» Instructions for the task
Find every line with the word "Selecting" and report how many there are, without any other text.

» Input material
--- Start ---

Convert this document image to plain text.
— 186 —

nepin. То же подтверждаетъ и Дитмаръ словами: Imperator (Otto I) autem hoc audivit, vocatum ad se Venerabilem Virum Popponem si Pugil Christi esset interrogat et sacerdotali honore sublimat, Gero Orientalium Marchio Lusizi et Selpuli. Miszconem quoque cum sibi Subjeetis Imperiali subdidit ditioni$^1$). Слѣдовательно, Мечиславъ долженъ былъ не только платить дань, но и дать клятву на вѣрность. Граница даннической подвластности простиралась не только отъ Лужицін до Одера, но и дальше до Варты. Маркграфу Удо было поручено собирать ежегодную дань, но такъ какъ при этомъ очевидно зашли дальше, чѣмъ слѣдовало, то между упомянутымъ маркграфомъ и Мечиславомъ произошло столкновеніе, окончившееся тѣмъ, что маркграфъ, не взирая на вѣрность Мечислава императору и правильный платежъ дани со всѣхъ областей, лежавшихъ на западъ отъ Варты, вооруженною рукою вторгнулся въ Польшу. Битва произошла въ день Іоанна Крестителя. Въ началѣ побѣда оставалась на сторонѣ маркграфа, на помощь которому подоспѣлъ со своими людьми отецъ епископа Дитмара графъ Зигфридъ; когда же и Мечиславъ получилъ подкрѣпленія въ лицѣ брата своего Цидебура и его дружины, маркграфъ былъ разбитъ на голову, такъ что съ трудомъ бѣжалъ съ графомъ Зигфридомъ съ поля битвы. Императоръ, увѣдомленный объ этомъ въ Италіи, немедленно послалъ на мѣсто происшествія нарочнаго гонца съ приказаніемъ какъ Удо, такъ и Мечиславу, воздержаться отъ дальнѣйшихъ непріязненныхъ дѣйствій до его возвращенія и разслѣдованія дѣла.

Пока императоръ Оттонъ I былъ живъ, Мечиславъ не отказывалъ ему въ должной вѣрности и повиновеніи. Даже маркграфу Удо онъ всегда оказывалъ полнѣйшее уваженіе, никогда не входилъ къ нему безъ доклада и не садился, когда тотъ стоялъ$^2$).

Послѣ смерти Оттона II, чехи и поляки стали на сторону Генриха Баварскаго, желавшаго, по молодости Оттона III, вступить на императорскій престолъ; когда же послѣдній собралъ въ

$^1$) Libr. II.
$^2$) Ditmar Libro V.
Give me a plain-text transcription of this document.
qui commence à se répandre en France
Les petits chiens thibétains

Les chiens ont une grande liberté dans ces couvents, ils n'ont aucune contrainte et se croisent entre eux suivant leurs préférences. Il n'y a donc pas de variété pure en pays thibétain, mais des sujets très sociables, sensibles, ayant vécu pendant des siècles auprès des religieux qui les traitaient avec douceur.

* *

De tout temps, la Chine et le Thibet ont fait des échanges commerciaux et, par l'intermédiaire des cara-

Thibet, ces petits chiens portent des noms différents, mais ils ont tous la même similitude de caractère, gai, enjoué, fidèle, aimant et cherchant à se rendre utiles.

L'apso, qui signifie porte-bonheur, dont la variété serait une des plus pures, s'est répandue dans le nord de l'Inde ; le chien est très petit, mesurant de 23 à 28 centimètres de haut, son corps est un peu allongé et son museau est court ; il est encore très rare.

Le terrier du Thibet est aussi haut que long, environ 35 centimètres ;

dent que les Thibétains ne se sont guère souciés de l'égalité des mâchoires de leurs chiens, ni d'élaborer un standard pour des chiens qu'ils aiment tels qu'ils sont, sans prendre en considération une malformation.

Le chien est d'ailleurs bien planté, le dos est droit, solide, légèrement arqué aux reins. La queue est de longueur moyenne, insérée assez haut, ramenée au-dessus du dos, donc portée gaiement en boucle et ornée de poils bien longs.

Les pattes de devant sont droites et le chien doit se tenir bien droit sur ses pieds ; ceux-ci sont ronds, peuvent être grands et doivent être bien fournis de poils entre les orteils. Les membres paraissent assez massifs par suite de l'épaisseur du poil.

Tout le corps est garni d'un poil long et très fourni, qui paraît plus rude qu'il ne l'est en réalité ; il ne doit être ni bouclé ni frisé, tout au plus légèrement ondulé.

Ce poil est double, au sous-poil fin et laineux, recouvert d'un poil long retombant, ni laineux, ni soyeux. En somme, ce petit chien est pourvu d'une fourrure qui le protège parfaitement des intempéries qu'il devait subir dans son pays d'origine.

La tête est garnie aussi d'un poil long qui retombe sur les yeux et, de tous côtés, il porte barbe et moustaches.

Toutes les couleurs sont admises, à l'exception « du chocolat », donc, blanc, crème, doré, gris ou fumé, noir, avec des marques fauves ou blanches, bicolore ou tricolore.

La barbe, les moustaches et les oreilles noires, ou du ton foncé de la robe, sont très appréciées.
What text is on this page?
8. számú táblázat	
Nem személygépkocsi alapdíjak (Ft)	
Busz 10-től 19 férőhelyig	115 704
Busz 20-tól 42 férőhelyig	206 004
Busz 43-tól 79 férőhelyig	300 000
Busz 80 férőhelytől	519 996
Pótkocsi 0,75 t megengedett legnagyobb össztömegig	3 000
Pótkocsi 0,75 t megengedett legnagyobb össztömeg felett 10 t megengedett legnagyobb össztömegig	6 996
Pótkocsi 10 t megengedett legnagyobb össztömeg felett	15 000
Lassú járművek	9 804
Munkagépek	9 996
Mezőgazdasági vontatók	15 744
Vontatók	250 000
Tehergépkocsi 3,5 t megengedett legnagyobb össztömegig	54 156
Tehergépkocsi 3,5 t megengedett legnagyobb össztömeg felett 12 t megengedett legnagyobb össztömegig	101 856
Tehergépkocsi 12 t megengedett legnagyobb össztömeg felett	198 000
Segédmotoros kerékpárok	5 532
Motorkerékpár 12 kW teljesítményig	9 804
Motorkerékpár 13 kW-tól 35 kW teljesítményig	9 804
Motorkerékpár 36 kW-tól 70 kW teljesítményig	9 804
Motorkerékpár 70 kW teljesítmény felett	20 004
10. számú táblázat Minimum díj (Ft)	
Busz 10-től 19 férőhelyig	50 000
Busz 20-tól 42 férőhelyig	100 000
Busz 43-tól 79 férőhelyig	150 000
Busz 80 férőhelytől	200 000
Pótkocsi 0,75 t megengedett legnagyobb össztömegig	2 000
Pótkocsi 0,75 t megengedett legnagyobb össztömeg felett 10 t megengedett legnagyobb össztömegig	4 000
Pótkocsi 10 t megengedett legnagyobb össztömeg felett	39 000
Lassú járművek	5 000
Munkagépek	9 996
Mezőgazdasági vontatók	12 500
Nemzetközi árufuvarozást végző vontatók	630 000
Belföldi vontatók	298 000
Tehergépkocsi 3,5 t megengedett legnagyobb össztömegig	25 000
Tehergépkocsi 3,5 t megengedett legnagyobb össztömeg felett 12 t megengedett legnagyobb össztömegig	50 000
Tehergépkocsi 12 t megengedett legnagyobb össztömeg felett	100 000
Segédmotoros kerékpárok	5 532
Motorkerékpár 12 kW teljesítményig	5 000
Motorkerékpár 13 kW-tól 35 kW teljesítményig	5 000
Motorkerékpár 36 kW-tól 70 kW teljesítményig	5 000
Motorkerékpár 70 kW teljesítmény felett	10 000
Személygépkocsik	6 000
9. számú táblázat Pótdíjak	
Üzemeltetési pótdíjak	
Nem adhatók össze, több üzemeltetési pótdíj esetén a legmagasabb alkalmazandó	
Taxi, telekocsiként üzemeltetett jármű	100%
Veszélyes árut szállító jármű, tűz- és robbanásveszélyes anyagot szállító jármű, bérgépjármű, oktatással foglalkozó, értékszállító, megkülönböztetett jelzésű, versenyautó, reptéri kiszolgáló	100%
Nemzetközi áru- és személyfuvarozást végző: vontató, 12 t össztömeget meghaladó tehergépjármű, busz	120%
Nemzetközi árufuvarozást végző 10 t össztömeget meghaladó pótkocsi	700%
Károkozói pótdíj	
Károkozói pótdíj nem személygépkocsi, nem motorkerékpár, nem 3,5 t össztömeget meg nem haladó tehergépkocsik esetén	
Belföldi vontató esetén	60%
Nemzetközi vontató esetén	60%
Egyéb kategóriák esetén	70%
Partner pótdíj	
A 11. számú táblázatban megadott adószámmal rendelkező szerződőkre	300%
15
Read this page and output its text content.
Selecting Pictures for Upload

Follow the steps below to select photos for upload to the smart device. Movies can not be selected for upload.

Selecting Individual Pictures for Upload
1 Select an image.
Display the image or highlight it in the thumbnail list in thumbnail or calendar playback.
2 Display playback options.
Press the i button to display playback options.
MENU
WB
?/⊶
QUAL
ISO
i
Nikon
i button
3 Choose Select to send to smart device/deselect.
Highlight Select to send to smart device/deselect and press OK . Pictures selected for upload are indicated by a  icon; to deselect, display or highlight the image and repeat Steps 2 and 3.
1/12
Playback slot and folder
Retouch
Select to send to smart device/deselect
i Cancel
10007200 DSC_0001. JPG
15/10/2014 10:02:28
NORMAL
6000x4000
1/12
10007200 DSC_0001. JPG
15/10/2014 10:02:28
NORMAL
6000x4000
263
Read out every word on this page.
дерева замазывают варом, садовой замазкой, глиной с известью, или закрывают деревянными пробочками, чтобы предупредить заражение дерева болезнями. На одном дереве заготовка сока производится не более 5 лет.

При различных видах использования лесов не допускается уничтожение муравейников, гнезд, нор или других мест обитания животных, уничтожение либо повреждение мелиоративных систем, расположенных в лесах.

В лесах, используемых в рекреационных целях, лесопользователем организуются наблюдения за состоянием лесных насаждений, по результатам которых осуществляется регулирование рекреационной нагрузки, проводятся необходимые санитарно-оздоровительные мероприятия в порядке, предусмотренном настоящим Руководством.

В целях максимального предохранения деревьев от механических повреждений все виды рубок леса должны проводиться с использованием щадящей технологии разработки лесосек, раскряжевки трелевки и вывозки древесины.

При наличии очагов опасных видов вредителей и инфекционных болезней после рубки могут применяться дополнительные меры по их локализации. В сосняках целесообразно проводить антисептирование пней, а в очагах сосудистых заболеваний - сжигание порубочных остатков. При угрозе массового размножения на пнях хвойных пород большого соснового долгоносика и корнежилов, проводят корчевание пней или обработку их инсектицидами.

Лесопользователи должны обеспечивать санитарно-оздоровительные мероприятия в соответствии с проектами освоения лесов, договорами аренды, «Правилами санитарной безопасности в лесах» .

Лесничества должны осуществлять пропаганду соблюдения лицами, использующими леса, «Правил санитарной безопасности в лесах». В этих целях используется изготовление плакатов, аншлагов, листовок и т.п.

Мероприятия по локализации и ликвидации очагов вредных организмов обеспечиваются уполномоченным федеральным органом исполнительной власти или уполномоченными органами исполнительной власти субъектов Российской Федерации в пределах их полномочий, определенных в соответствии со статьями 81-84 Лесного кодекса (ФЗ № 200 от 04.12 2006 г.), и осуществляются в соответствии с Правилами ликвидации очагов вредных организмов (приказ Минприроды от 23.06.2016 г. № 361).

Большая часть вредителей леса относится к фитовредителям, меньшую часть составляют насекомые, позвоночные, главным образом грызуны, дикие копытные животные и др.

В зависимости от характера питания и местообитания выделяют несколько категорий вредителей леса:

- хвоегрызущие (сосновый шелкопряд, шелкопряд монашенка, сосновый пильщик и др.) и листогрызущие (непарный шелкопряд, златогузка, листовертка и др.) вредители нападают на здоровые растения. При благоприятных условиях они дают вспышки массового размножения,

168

--- End ---

» Written response
2